- _The exercise_
Write the records out again, precisely as they stand.

(Data entries)
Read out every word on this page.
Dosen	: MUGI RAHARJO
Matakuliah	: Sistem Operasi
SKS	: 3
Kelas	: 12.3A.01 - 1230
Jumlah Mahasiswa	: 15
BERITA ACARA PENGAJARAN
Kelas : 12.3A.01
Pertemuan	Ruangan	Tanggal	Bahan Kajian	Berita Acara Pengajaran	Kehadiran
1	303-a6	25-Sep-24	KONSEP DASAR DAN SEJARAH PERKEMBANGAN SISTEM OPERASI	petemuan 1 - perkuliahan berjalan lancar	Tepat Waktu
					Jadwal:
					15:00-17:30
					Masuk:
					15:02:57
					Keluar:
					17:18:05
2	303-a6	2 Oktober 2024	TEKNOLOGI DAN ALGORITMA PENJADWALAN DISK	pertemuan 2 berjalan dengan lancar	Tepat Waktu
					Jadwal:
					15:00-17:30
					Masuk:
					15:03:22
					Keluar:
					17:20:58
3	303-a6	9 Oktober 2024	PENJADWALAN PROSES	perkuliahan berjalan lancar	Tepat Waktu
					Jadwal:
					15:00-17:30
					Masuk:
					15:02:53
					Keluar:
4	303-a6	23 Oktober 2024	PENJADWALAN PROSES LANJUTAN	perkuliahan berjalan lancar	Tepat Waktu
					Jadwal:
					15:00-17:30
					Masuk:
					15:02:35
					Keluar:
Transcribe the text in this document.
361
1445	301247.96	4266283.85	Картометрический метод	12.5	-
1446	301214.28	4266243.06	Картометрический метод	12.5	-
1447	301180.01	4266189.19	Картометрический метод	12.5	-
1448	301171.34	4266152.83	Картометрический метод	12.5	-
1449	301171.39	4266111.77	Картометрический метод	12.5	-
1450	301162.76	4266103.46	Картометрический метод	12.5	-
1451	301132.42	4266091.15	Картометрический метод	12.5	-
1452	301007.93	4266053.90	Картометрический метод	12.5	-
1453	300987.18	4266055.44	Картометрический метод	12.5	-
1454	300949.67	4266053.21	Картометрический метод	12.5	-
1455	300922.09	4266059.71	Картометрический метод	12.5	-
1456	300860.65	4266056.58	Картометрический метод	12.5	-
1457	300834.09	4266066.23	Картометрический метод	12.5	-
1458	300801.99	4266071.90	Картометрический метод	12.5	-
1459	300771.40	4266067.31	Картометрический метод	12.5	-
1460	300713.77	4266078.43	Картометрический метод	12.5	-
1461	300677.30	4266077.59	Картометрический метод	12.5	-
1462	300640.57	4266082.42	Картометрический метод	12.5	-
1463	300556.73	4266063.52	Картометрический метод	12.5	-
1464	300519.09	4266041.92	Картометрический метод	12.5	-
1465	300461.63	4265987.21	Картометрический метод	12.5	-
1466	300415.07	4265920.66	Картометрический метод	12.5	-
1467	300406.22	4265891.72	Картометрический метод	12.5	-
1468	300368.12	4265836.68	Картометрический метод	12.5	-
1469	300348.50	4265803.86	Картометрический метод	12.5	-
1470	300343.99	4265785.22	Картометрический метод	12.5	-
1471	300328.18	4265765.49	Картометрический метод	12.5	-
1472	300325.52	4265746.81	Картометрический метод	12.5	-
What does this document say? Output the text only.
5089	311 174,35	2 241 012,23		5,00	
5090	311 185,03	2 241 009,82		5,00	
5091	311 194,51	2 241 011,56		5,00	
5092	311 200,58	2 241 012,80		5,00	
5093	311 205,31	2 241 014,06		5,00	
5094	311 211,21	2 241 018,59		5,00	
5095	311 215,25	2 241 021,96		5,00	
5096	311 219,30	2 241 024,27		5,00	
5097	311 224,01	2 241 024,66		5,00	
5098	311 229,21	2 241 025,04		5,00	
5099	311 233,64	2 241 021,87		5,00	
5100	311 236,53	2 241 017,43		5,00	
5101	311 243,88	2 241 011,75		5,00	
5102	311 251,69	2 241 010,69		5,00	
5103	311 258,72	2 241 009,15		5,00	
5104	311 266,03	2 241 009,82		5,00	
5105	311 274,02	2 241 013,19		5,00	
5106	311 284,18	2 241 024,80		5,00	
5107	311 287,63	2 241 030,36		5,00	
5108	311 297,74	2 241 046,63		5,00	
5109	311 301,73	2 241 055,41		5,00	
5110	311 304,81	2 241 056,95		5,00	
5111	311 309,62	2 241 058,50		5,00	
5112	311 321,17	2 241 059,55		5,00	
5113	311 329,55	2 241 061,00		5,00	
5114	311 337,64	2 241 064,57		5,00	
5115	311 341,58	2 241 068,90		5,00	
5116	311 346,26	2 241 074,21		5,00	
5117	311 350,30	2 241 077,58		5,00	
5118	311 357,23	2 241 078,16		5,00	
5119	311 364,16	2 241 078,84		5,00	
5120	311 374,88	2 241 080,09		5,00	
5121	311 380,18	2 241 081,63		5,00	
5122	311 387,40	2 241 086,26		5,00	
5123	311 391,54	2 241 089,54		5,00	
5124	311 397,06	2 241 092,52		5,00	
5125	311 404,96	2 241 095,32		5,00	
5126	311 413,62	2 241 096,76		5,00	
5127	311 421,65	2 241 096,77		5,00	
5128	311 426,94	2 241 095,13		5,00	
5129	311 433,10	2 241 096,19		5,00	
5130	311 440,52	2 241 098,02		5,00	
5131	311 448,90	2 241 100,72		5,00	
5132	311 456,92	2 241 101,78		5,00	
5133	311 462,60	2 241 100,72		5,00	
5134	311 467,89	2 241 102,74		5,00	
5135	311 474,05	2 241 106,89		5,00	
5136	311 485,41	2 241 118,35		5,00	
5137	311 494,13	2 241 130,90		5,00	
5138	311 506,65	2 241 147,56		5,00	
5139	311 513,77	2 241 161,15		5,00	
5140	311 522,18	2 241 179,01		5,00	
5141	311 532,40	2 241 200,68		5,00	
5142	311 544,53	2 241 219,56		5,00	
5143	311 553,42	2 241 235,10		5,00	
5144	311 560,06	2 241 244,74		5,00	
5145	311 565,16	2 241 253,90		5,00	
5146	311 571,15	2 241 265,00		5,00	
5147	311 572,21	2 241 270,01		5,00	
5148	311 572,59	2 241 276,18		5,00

- _Written response_
Read out every word on this page.
Dosen	: MUGI RAHARJO
Matakuliah	: Sistem Operasi
SKS	: 3
Kelas	: 12.3A.01 - 1230
Jumlah Mahasiswa	: 15
BERITA ACARA PENGAJARAN
Kelas : 12.3A.01
Pertemuan	Ruangan	Tanggal	Bahan Kajian	Berita Acara Pengajaran	Kehadiran
1	303-a6	25-Sep-24	KONSEP DASAR DAN SEJARAH PERKEMBANGAN SISTEM OPERASI	petemuan 1 - perkuliahan berjalan lancar	Tepat Waktu
					Jadwal:
					15:00-17:30
					Masuk:
					15:02:57
					Keluar:
					17:18:05
2	303-a6	2 Oktober 2024	TEKNOLOGI DAN ALGORITMA PENJADWALAN DISK	pertemuan 2 berjalan dengan lancar	Tepat Waktu
					Jadwal:
					15:00-17:30
					Masuk:
					15:03:22
					Keluar:
					17:20:58
3	303-a6	9 Oktober 2024	PENJADWALAN PROSES	perkuliahan berjalan lancar	Tepat Waktu
					Jadwal:
					15:00-17:30
					Masuk:
					15:02:53
					Keluar:
4	303-a6	23 Oktober 2024	PENJADWALAN PROSES LANJUTAN	perkuliahan berjalan lancar	Tepat Waktu
					Jadwal:
					15:00-17:30
					Masuk:
					15:02:35
					Keluar:
Transcribe the text in this document.
361
1445	301247.96	4266283.85	Картометрический метод	12.5	-
1446	301214.28	4266243.06	Картометрический метод	12.5	-
1447	301180.01	4266189.19	Картометрический метод	12.5	-
1448	301171.34	4266152.83	Картометрический метод	12.5	-
1449	301171.39	4266111.77	Картометрический метод	12.5	-
1450	301162.76	4266103.46	Картометрический метод	12.5	-
1451	301132.42	4266091.15	Картометрический метод	12.5	-
1452	301007.93	4266053.90	Картометрический метод	12.5	-
1453	300987.18	4266055.44	Картометрический метод	12.5	-
1454	300949.67	4266053.21	Картометрический метод	12.5	-
1455	300922.09	4266059.71	Картометрический метод	12.5	-
1456	300860.65	4266056.58	Картометрический метод	12.5	-
1457	300834.09	4266066.23	Картометрический метод	12.5	-
1458	300801.99	4266071.90	Картометрический метод	12.5	-
1459	300771.40	4266067.31	Картометрический метод	12.5	-
1460	300713.77	4266078.43	Картометрический метод	12.5	-
1461	300677.30	4266077.59	Картометрический метод	12.5	-
1462	300640.57	4266082.42	Картометрический метод	12.5	-
1463	300556.73	4266063.52	Картометрический метод	12.5	-
1464	300519.09	4266041.92	Картометрический метод	12.5	-
1465	300461.63	4265987.21	Картометрический метод	12.5	-
1466	300415.07	4265920.66	Картометрический метод	12.5	-
1467	300406.22	4265891.72	Картометрический метод	12.5	-
1468	300368.12	4265836.68	Картометрический метод	12.5	-
1469	300348.50	4265803.86	Картометрический метод	12.5	-
1470	300343.99	4265785.22	Картометрический метод	12.5	-
1471	300328.18	4265765.49	Картометрический метод	12.5	-
1472	300325.52	4265746.81	Картометрический метод	12.5	-
What does this document say? Output the text only.
5089	311 174,35	2 241 012,23		5,00	
5090	311 185,03	2 241 009,82		5,00	
5091	311 194,51	2 241 011,56		5,00	
5092	311 200,58	2 241 012,80		5,00	
5093	311 205,31	2 241 014,06		5,00	
5094	311 211,21	2 241 018,59		5,00	
5095	311 215,25	2 241 021,96		5,00	
5096	311 219,30	2 241 024,27		5,00	
5097	311 224,01	2 241 024,66		5,00	
5098	311 229,21	2 241 025,04		5,00	
5099	311 233,64	2 241 021,87		5,00	
5100	311 236,53	2 241 017,43		5,00	
5101	311 243,88	2 241 011,75		5,00	
5102	311 251,69	2 241 010,69		5,00	
5103	311 258,72	2 241 009,15		5,00	
5104	311 266,03	2 241 009,82		5,00	
5105	311 274,02	2 241 013,19		5,00	
5106	311 284,18	2 241 024,80		5,00	
5107	311 287,63	2 241 030,36		5,00	
5108	311 297,74	2 241 046,63		5,00	
5109	311 301,73	2 241 055,41		5,00	
5110	311 304,81	2 241 056,95		5,00	
5111	311 309,62	2 241 058,50		5,00	
5112	311 321,17	2 241 059,55		5,00	
5113	311 329,55	2 241 061,00		5,00	
5114	311 337,64	2 241 064,57		5,00	
5115	311 341,58	2 241 068,90		5,00	
5116	311 346,26	2 241 074,21		5,00	
5117	311 350,30	2 241 077,58		5,00	
5118	311 357,23	2 241 078,16		5,00	
5119	311 364,16	2 241 078,84		5,00	
5120	311 374,88	2 241 080,09		5,00	
5121	311 380,18	2 241 081,63		5,00	
5122	311 387,40	2 241 086,26		5,00	
5123	311 391,54	2 241 089,54		5,00	
5124	311 397,06	2 241 092,52		5,00	
5125	311 404,96	2 241 095,32		5,00	
5126	311 413,62	2 241 096,76		5,00	
5127	311 421,65	2 241 096,77		5,00	
5128	311 426,94	2 241 095,13		5,00	
5129	311 433,10	2 241 096,19		5,00	
5130	311 440,52	2 241 098,02		5,00	
5131	311 448,90	2 241 100,72		5,00	
5132	311 456,92	2 241 101,78		5,00	
5133	311 462,60	2 241 100,72		5,00	
5134	311 467,89	2 241 102,74		5,00	
5135	311 474,05	2 241 106,89		5,00	
5136	311 485,41	2 241 118,35		5,00	
5137	311 494,13	2 241 130,90		5,00	
5138	311 506,65	2 241 147,56		5,00	
5139	311 513,77	2 241 161,15		5,00	
5140	311 522,18	2 241 179,01		5,00	
5141	311 532,40	2 241 200,68		5,00	
5142	311 544,53	2 241 219,56		5,00	
5143	311 553,42	2 241 235,10		5,00	
5144	311 560,06	2 241 244,74		5,00	
5145	311 565,16	2 241 253,90		5,00	
5146	311 571,15	2 241 265,00		5,00	
5147	311 572,21	2 241 270,01		5,00	
5148	311 572,59	2 241 276,18		5,00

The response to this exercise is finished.